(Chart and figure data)

-- BEGIN --

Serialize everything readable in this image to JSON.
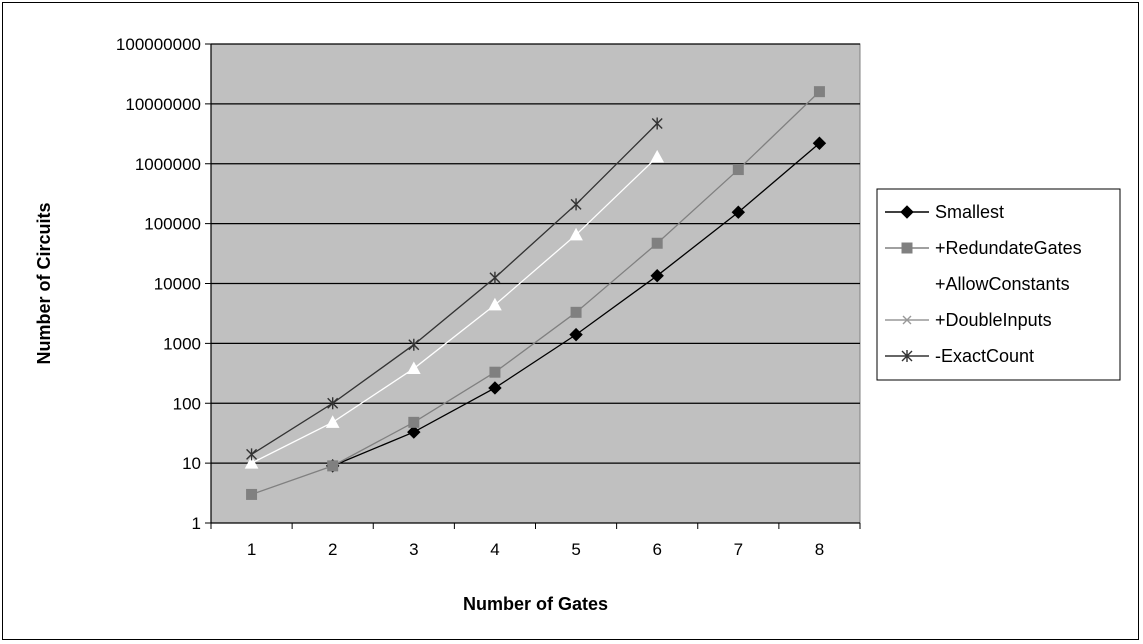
{
  "chart_data": {
    "type": "line",
    "title": "",
    "xlabel": "Number of Gates",
    "ylabel": "Number of Circuits",
    "yscale": "log",
    "ylim": [
      1,
      100000000
    ],
    "categories": [
      "1",
      "2",
      "3",
      "4",
      "5",
      "6",
      "7",
      "8"
    ],
    "ytick_labels": [
      "1",
      "10",
      "100",
      "1000",
      "10000",
      "100000",
      "1000000",
      "10000000",
      "100000000"
    ],
    "grid": "horizontal major lines",
    "plot_background": "#c0c0c0",
    "legend_position": "right",
    "series": [
      {
        "name": "Smallest",
        "marker": "diamond",
        "color": "#000000",
        "x": [
          2,
          3,
          4,
          5,
          6,
          7,
          8
        ],
        "values": [
          9,
          33,
          180,
          1400,
          13500,
          155000,
          2200000
        ]
      },
      {
        "name": "+RedundateGates",
        "marker": "square",
        "color": "#808080",
        "x": [
          1,
          2,
          3,
          4,
          5,
          6,
          7,
          8
        ],
        "values": [
          3,
          9,
          48,
          330,
          3300,
          47000,
          800000,
          16000000
        ]
      },
      {
        "name": "+AllowConstants",
        "marker": "triangle",
        "color": "#ffffff",
        "x": [
          1,
          2,
          3,
          4,
          5,
          6
        ],
        "values": [
          10,
          48,
          380,
          4400,
          65000,
          1300000
        ]
      },
      {
        "name": "+DoubleInputs",
        "marker": "x",
        "color": "#999999",
        "x": [
          1,
          2,
          3,
          4,
          5,
          6
        ],
        "values": [
          14,
          100,
          950,
          12500,
          210000,
          4700000
        ]
      },
      {
        "name": "-ExactCount",
        "marker": "star",
        "color": "#333333",
        "x": [
          1,
          2,
          3,
          4,
          5,
          6
        ],
        "values": [
          14,
          100,
          950,
          12500,
          210000,
          4700000
        ]
      }
    ]
  }
}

-- END --

▶ **The exercise**:
Give every record again exactly, apart from the pictures, which stay out.

▶ **Complete response**:
Serialize everything readable in this image to JSON.
{
  "chart_data": {
    "type": "line",
    "title": "",
    "xlabel": "Number of Gates",
    "ylabel": "Number of Circuits",
    "yscale": "log",
    "ylim": [
      1,
      100000000
    ],
    "categories": [
      "1",
      "2",
      "3",
      "4",
      "5",
      "6",
      "7",
      "8"
    ],
    "ytick_labels": [
      "1",
      "10",
      "100",
      "1000",
      "10000",
      "100000",
      "1000000",
      "10000000",
      "100000000"
    ],
    "grid": "horizontal major lines",
    "plot_background": "#c0c0c0",
    "legend_position": "right",
    "series": [
      {
        "name": "Smallest",
        "marker": "diamond",
        "color": "#000000",
        "x": [
          2,
          3,
          4,
          5,
          6,
          7,
          8
        ],
        "values": [
          9,
          33,
          180,
          1400,
          13500,
          155000,
          2200000
        ]
      },
      {
        "name": "+RedundateGates",
        "marker": "square",
        "color": "#808080",
        "x": [
          1,
          2,
          3,
          4,
          5,
          6,
          7,
          8
        ],
        "values": [
          3,
          9,
          48,
          330,
          3300,
          47000,
          800000,
          16000000
        ]
      },
      {
        "name": "+AllowConstants",
        "marker": "triangle",
        "color": "#ffffff",
        "x": [
          1,
          2,
          3,
          4,
          5,
          6
        ],
        "values": [
          10,
          48,
          380,
          4400,
          65000,
          1300000
        ]
      },
      {
        "name": "+DoubleInputs",
        "marker": "x",
        "color": "#999999",
        "x": [
          1,
          2,
          3,
          4,
          5,
          6
        ],
        "values": [
          14,
          100,
          950,
          12500,
          210000,
          4700000
        ]
      },
      {
        "name": "-ExactCount",
        "marker": "star",
        "color": "#333333",
        "x": [
          1,
          2,
          3,
          4,
          5,
          6
        ],
        "values": [
          14,
          100,
          950,
          12500,
          210000,
          4700000
        ]
      }
    ]
  }
}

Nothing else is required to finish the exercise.